▶ Short exercise
Everything from the line that holds "Give me a plain-text" through the end of the data below should be output exactly, both ends included.

▶ Supplied material

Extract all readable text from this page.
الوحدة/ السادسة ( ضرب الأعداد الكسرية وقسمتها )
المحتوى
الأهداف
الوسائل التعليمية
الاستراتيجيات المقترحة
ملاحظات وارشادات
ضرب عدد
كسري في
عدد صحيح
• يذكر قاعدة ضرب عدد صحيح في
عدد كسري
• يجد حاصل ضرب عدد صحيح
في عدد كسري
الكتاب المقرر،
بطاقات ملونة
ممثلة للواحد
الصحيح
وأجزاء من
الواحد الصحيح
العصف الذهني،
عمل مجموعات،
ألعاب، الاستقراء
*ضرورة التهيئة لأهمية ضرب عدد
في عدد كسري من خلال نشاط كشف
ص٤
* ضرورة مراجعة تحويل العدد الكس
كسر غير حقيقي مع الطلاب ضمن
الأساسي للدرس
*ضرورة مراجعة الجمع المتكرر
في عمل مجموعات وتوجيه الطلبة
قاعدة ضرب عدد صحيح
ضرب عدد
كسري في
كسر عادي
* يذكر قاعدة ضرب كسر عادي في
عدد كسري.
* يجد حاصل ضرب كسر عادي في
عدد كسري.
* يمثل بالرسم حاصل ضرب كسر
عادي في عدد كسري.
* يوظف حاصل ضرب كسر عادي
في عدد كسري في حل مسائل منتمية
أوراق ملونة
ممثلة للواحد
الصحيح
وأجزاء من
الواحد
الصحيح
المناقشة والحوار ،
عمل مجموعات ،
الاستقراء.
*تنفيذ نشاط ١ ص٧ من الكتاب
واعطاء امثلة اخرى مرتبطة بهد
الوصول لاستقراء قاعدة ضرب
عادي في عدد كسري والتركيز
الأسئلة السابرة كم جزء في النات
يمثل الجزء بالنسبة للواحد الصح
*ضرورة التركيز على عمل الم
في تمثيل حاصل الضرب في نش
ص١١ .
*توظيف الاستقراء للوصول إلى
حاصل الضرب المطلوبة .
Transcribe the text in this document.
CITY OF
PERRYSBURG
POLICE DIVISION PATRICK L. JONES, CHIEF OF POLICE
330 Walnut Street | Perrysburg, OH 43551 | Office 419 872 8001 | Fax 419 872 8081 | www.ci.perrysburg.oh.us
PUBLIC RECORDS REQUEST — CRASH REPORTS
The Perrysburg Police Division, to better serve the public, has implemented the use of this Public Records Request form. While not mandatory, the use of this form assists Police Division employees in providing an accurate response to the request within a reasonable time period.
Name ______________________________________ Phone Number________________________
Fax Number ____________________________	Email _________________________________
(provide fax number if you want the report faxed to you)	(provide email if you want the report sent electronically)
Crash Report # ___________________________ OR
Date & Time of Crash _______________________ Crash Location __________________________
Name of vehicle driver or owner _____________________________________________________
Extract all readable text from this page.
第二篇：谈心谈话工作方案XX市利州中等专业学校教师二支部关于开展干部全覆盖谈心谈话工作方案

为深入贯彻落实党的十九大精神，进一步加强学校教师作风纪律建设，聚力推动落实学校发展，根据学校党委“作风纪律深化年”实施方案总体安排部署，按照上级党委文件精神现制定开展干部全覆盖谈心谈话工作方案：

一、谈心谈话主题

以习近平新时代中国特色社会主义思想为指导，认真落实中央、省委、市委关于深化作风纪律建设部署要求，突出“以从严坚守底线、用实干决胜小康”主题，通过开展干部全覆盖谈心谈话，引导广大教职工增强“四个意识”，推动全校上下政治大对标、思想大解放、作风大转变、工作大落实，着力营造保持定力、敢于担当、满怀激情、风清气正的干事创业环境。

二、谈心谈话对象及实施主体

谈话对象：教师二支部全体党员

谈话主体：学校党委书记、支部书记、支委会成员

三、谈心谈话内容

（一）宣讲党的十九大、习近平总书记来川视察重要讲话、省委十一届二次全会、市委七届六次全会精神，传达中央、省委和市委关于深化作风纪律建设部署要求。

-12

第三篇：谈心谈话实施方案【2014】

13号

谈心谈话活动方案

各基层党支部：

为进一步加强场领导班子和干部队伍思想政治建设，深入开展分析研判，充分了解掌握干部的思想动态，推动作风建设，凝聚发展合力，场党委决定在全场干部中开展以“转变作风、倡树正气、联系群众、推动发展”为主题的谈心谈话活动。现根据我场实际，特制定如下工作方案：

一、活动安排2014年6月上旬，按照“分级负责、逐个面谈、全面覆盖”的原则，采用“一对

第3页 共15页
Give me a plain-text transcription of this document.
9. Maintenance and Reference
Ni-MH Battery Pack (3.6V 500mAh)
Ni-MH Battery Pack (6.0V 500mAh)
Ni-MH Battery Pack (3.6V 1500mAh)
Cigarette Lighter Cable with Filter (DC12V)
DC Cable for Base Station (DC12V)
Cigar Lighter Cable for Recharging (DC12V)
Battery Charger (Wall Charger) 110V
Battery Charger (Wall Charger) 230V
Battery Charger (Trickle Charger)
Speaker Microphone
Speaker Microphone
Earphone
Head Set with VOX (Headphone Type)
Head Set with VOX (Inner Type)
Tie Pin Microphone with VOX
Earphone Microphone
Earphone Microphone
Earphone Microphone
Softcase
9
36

▶ The response
Give me a plain-text transcription of this document.
9. Maintenance and Reference
Ni-MH Battery Pack (3.6V 500mAh)
Ni-MH Battery Pack (6.0V 500mAh)
Ni-MH Battery Pack (3.6V 1500mAh)
Cigarette Lighter Cable with Filter (DC12V)
DC Cable for Base Station (DC12V)
Cigar Lighter Cable for Recharging (DC12V)
Battery Charger (Wall Charger) 110V
Battery Charger (Wall Charger) 230V
Battery Charger (Trickle Charger)
Speaker Microphone
Speaker Microphone
Earphone
Head Set with VOX (Headphone Type)
Head Set with VOX (Inner Type)
Tie Pin Microphone with VOX
Earphone Microphone
Earphone Microphone
Earphone Microphone
Softcase
9
36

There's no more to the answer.